**Aim of the exercise**. Check each line of the records for "emoji"; collect those that have it.

══ Extracted data ══

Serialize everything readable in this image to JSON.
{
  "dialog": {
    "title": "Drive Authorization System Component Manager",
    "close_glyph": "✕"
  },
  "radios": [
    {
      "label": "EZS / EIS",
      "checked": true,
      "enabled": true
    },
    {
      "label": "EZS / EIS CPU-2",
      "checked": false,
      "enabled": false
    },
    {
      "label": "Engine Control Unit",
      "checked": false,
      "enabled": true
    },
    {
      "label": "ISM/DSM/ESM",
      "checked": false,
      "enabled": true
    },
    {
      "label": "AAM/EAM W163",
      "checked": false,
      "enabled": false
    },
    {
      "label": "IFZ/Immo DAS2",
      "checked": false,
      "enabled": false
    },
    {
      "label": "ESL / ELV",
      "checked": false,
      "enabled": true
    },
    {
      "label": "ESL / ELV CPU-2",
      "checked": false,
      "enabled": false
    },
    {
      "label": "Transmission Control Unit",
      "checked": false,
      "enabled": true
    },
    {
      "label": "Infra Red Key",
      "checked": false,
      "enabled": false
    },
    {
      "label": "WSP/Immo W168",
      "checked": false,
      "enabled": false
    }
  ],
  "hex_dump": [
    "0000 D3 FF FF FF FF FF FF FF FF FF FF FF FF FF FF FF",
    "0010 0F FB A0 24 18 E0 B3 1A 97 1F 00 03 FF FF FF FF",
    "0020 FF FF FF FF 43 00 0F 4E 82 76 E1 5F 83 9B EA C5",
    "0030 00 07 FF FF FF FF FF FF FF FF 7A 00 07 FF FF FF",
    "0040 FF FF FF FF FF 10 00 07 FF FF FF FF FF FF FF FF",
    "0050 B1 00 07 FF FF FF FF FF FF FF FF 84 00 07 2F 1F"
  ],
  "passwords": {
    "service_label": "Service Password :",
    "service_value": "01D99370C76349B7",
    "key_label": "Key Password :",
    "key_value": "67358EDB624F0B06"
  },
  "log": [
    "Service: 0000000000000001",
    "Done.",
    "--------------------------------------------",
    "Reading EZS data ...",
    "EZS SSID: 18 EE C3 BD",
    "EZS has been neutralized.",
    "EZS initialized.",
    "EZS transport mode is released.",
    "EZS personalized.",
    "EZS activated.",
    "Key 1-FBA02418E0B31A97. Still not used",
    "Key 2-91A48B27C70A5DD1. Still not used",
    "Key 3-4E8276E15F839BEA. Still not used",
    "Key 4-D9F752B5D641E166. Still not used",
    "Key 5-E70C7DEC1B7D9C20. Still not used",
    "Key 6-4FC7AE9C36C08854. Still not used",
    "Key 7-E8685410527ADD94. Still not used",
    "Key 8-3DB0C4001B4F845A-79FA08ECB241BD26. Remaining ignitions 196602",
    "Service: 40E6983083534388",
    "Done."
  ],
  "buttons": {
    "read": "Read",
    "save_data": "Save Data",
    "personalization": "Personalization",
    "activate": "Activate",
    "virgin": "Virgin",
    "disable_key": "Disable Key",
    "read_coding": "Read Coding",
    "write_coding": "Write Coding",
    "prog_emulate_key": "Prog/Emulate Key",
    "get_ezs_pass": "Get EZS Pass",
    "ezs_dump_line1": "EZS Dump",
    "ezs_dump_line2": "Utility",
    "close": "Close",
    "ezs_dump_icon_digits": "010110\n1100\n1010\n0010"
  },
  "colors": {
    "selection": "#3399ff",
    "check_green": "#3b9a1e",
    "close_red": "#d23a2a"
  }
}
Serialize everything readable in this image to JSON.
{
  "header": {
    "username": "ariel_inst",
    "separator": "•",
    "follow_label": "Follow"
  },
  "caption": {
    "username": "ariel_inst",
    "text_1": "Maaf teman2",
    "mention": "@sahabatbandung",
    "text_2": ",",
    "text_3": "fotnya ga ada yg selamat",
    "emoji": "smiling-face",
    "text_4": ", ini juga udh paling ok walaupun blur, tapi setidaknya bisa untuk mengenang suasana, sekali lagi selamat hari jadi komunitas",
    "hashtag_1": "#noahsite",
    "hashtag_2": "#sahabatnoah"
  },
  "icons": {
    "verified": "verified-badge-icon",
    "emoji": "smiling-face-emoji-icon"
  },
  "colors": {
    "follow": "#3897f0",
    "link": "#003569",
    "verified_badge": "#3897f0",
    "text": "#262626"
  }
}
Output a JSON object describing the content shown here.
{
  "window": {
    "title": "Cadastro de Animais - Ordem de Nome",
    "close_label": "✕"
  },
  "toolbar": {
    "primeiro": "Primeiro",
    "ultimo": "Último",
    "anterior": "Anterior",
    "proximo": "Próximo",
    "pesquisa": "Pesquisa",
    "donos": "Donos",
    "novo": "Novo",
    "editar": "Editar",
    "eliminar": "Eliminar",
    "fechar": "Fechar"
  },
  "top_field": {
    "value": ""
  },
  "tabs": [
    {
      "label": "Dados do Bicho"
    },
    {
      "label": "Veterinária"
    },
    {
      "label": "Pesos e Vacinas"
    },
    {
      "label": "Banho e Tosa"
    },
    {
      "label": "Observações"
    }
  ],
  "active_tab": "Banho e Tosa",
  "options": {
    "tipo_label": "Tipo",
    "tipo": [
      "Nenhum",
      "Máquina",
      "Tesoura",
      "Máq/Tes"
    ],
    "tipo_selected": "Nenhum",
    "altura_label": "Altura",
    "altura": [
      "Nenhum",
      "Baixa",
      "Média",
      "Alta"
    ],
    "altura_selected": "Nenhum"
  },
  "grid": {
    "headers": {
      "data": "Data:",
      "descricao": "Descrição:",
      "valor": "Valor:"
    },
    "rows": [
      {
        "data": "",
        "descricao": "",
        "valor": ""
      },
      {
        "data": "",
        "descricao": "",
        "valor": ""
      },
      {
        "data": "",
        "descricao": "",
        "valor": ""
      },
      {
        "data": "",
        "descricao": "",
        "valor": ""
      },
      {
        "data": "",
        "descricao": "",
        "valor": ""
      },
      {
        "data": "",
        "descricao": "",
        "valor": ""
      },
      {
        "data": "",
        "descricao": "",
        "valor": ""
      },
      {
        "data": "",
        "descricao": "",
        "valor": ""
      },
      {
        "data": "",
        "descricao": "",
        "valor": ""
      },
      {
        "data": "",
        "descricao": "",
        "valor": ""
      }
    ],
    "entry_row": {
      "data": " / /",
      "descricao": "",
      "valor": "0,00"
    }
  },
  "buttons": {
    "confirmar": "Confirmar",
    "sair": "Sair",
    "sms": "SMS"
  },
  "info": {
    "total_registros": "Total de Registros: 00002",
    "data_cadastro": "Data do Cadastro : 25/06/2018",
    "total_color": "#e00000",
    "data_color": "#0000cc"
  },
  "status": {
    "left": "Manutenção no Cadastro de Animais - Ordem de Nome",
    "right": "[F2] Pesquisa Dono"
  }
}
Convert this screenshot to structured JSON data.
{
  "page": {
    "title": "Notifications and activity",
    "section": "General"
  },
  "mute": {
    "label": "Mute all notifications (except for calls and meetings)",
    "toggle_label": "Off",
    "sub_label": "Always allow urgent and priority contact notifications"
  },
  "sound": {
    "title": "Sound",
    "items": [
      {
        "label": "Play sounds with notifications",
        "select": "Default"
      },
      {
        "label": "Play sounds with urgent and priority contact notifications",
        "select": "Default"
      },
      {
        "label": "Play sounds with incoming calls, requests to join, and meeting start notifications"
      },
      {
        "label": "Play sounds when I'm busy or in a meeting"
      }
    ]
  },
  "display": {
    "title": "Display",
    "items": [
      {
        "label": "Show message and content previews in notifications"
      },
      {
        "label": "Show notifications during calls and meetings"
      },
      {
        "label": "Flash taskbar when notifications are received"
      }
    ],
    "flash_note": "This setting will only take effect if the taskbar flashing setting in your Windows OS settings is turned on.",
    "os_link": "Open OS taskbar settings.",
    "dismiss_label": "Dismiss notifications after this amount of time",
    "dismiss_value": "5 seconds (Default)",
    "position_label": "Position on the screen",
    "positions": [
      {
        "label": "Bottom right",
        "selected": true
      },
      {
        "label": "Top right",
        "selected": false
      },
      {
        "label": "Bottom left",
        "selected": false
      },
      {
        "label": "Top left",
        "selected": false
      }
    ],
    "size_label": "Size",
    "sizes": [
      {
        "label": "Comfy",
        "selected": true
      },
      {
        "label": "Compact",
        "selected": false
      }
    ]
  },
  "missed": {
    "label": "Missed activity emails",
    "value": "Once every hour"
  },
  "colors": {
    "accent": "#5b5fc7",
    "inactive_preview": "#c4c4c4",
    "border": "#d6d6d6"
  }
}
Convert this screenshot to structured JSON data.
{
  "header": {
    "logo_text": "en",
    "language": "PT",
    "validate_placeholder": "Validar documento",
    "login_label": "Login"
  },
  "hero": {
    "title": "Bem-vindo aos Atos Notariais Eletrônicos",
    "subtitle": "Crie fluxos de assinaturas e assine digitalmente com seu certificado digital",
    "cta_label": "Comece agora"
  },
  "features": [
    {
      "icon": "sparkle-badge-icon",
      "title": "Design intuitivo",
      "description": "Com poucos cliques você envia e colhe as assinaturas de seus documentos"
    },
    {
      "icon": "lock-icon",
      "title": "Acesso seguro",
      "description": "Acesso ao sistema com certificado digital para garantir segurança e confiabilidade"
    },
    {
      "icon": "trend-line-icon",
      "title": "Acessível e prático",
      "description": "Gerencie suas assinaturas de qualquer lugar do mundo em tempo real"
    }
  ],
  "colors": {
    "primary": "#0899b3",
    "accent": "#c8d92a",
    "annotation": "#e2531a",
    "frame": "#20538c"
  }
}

═══

**Result of this task**.
    "emoji": "smiling-face",
    "emoji": "smiling-face-emoji-icon"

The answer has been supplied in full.